Your goal: Search the material below for the string "Maximum" and extract each line that has it.
[Start of Stored data]
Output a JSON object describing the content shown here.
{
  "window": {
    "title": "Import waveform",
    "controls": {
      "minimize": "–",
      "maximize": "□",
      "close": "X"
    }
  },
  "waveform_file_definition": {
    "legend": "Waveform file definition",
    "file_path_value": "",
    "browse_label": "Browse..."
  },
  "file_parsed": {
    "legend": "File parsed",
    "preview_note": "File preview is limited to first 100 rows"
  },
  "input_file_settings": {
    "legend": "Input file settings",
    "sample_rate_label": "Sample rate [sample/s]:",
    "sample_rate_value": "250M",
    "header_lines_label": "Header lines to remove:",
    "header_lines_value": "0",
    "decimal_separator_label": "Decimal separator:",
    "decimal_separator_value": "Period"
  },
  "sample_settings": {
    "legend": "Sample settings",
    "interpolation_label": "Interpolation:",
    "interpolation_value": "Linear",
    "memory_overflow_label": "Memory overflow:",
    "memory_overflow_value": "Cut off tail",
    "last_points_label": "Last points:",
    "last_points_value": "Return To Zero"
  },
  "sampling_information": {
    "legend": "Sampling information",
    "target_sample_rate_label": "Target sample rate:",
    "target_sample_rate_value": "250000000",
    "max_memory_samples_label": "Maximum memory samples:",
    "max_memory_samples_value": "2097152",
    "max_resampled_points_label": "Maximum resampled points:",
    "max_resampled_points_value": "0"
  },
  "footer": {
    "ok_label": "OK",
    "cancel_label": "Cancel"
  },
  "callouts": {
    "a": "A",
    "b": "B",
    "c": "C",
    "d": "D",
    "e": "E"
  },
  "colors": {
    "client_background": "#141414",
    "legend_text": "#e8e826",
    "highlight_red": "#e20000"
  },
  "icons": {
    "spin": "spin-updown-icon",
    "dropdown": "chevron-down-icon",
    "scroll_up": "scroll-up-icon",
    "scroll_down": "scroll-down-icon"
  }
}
[End of Stored data]
Solution below:
    "max_memory_samples_label": "Maximum memory samples:",
    "max_resampled_points_label": "Maximum resampled points:",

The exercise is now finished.